— start of Extracted data —

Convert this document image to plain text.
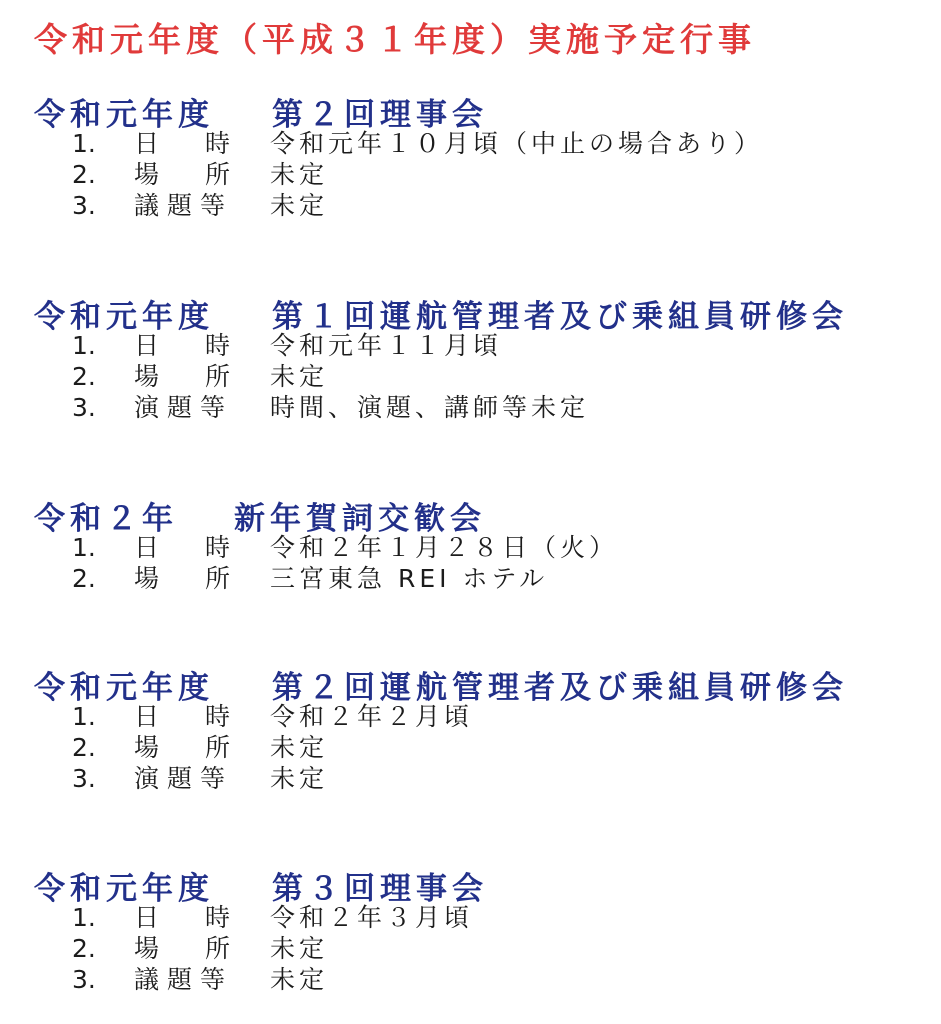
令和元年度（平成３１年度）実施予定行事
令和元年度 第２回理事会
1.	日 時 令和元年１０月頃（中止の場合あり）
2.	場 所 未定
3.	議題等 未定
令和元年度 第１回運航管理者及び乗組員研修会
1.	日 時 令和元年１１月頃
2.	場 所 未定
3.	演題等 時間、演題、講師等未定
令和２年 新年賀詞交歓会
1.	日 時 令和２年１月２８日（火）
2.	場 所 三宮東急 REI ホテル
令和元年度 第２回運航管理者及び乗組員研修会
1.	日 時 令和２年２月頃
2.	場 所 未定
3.	演題等 未定
令和元年度 第３回理事会
1.	日 時 令和２年３月頃
2.	場 所 未定
3.	議題等 未定
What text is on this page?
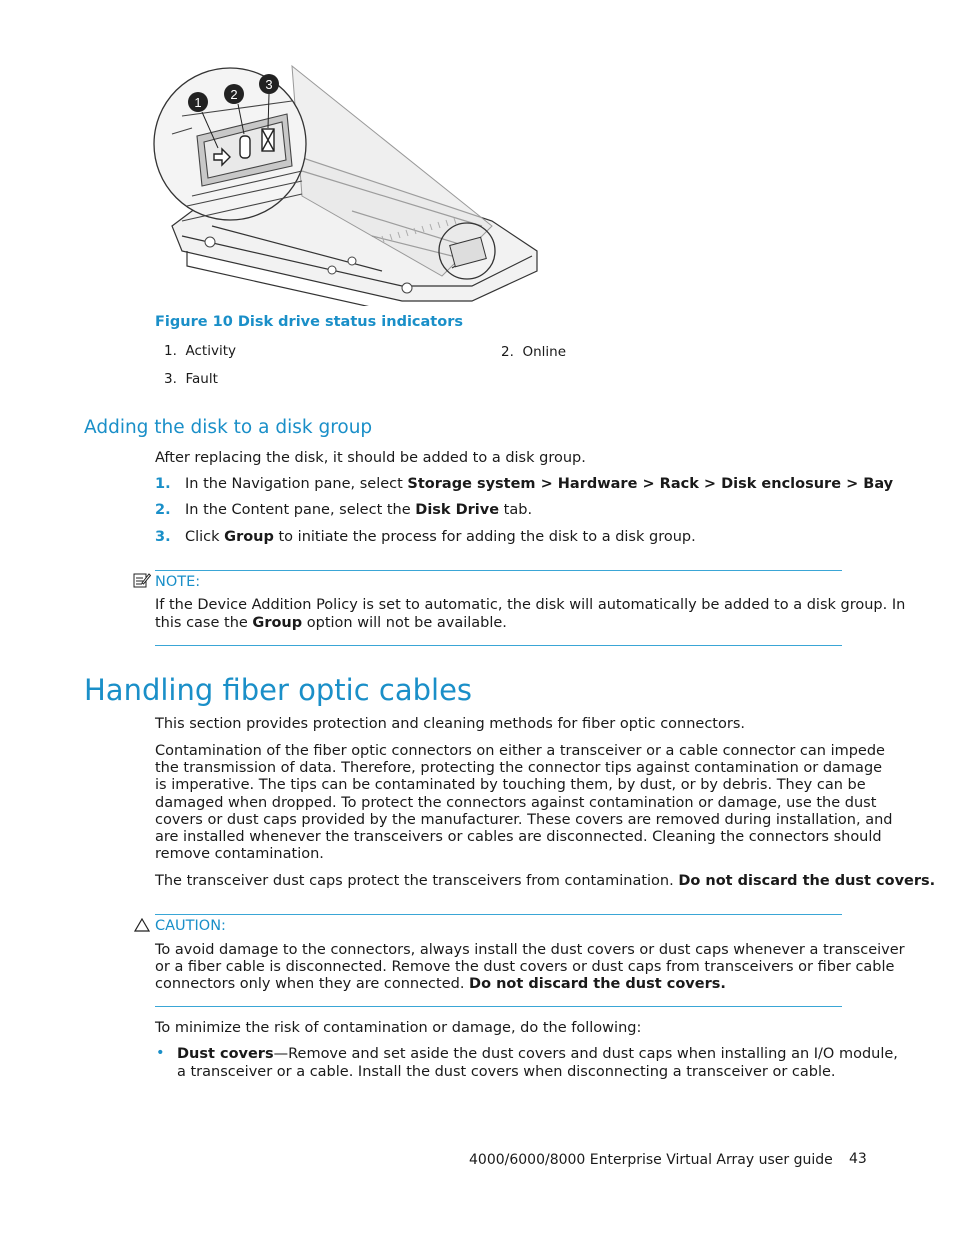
1
2
3
Figure 10 Disk drive status indicators
1. Activity	2. Online
3. Fault
Adding the disk to a disk group
After replacing the disk, it should be added to a disk group.
1. In the Navigation pane, select Storage system > Hardware > Rack > Disk enclosure > Bay
2. In the Content pane, select the Disk Drive tab.
3. Click Group to initiate the process for adding the disk to a disk group.
NOTE:
If the Device Addition Policy is set to automatic, the disk will automatically be added to a disk group. In
this case the Group option will not be available.
Handling fiber optic cables
This section provides protection and cleaning methods for fiber optic connectors.
Contamination of the fiber optic connectors on either a transceiver or a cable connector can impede
the transmission of data. Therefore, protecting the connector tips against contamination or damage
is imperative. The tips can be contaminated by touching them, by dust, or by debris. They can be
damaged when dropped. To protect the connectors against contamination or damage, use the dust
covers or dust caps provided by the manufacturer. These covers are removed during installation, and
are installed whenever the transceivers or cables are disconnected. Cleaning the connectors should
remove contamination.
The transceiver dust caps protect the transceivers from contamination. Do not discard the dust covers.
CAUTION:
To avoid damage to the connectors, always install the dust covers or dust caps whenever a transceiver
or a fiber cable is disconnected. Remove the dust covers or dust caps from transceivers or fiber cable
connectors only when they are connected. Do not discard the dust covers.
To minimize the risk of contamination or damage, do the following:
• Dust covers—Remove and set aside the dust covers and dust caps when installing an I/O module,
a transceiver or a cable. Install the dust covers when disconnecting a transceiver or cable.
4000/6000/8000 Enterprise Virtual Array user guide 43
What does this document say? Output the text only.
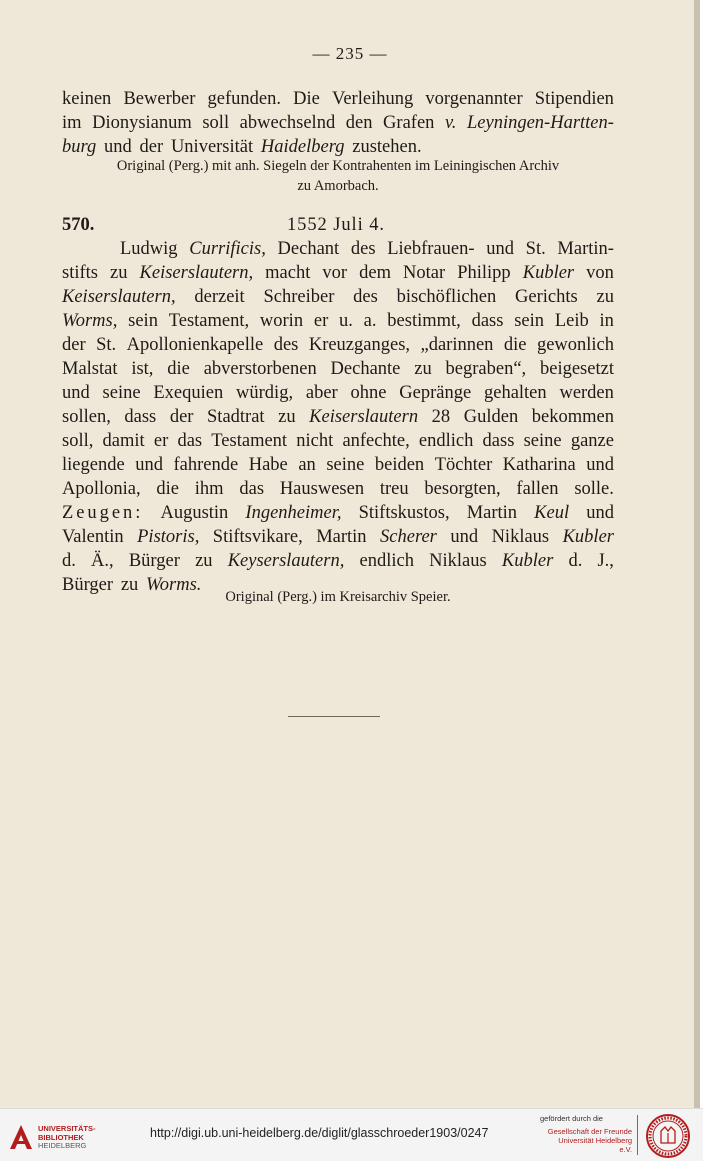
— 235 —
keinen Bewerber gefunden. Die Verleihung vorgenannter Stipendien
im Dionysianum soll abwechselnd den Grafen v. Leyningen-Hartten-
burg und der Universität Haidelberg zustehen.
Original (Perg.) mit anh. Siegeln der Kontrahenten im Leiningischen Archiv
zu Amorbach.
570.	1552 Juli 4.
Ludwig Currificis, Dechant des Liebfrauen- und St. Martin-
stifts zu Keiserslautern, macht vor dem Notar Philipp Kubler von
Keiserslautern, derzeit Schreiber des bischöflichen Gerichts zu
Worms, sein Testament, worin er u. a. bestimmt, dass sein Leib in
der St. Apollonienkapelle des Kreuzganges, „darinnen die gewonlich
Malstat ist, die abverstorbenen Dechante zu begraben“, beigesetzt
und seine Exequien würdig, aber ohne Gepränge gehalten werden
sollen, dass der Stadtrat zu Keiserslautern 28 Gulden bekommen
soll, damit er das Testament nicht anfechte, endlich dass seine ganze
liegende und fahrende Habe an seine beiden Töchter Katharina und
Apollonia, die ihm das Hauswesen treu besorgten, fallen solle.
Zeugen: Augustin Ingenheimer, Stiftskustos, Martin Keul und
Valentin Pistoris, Stiftsvikare, Martin Scherer und Niklaus Kubler
d. Ä., Bürger zu Keyserslautern, endlich Niklaus Kubler d. J.,
Bürger zu Worms.
Original (Perg.) im Kreisarchiv Speier.
UNIVERSITÄTS-
BIBLIOTHEK
HEIDELBERG
http://digi.ub.uni-heidelberg.de/diglit/glasschroeder1903/0247
gefördert durch die
Gesellschaft der Freunde
Universität Heidelberg e.V.
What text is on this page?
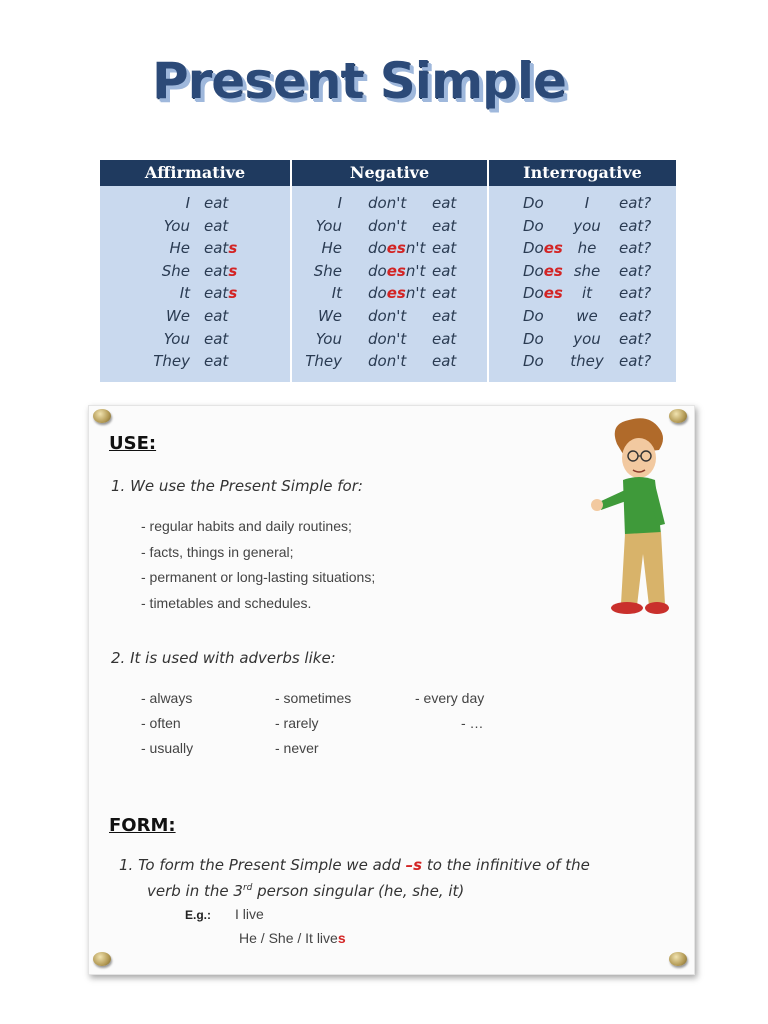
Present Simple
Affirmative
I eat
You eat
He eats
She eats
It eats
We eat
You eat
They eat
Negative
I don't eat
You don't eat
He doesn't eat
She doesn't eat
It doesn't eat
We don't eat
You don't eat
They don't eat
Interrogative
Do	I	eat?
Do	you	eat?
Does he	eat?
Does she	eat?
Does	it	eat?
Do	we	eat?
Do	you	eat?
Do they eat?
USE:
1. We use the Present Simple for:
- regular habits and daily routines;
- facts, things in general;
- permanent or long-lasting situations;
- timetables and schedules.
2. It is used with adverbs like:
- always	- sometimes	- every day
- often	- rarely	- …
- usually	- never
FORM:
1. To form the Present Simple we add –s to the infinitive of the
verb in the 3rd person singular (he, she, it)
E.g.: I live
He / She / It lives
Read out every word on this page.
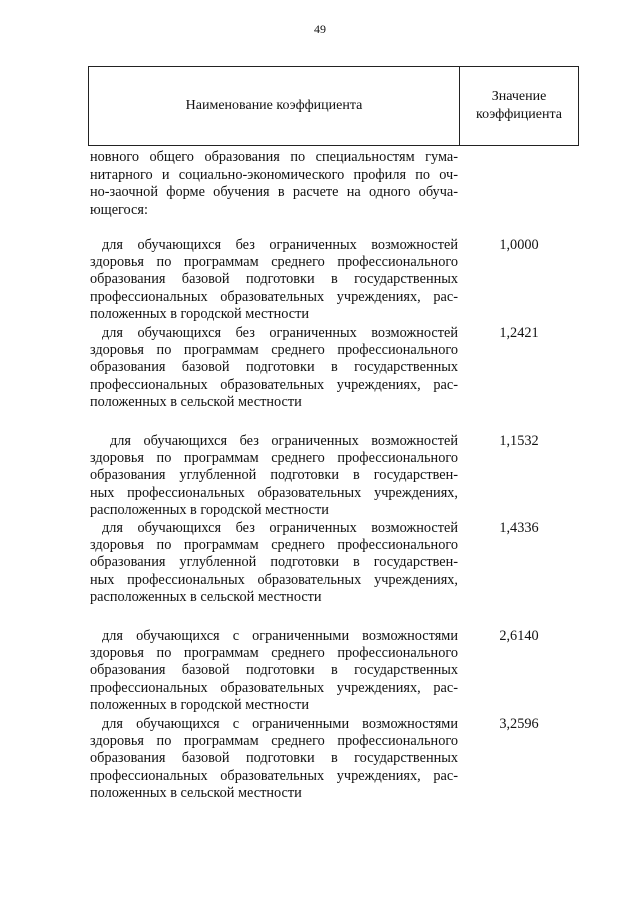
49
Наименование коэффициента
Значение
коэффициента
новного общего образования по специальностям гума-
нитарного и социально-экономического профиля по оч-
но-заочной форме обучения в расчете на одного обуча-
ющегося:
для обучающихся без ограниченных возможностей
здоровья по программам среднего профессионального
образования базовой подготовки в государственных
профессиональных образовательных учреждениях, рас-
положенных в городской местности
1,0000
для обучающихся без ограниченных возможностей
здоровья по программам среднего профессионального
образования базовой подготовки в государственных
профессиональных образовательных учреждениях, рас-
положенных в сельской местности
1,2421
для обучающихся без ограниченных возможностей
здоровья по программам среднего профессионального
образования углубленной подготовки в государствен-
ных профессиональных образовательных учреждениях,
расположенных в городской местности
1,1532
для обучающихся без ограниченных возможностей
здоровья по программам среднего профессионального
образования углубленной подготовки в государствен-
ных профессиональных образовательных учреждениях,
расположенных в сельской местности
1,4336
для обучающихся с ограниченными возможностями
здоровья по программам среднего профессионального
образования базовой подготовки в государственных
профессиональных образовательных учреждениях, рас-
положенных в городской местности
2,6140
для обучающихся с ограниченными возможностями
здоровья по программам среднего профессионального
образования базовой подготовки в государственных
профессиональных образовательных учреждениях, рас-
положенных в сельской местности
3,2596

— end of Extracted data —

Only a number is wanted: how many lines contain the word "disconnected"?

* **Exercise solution**:
2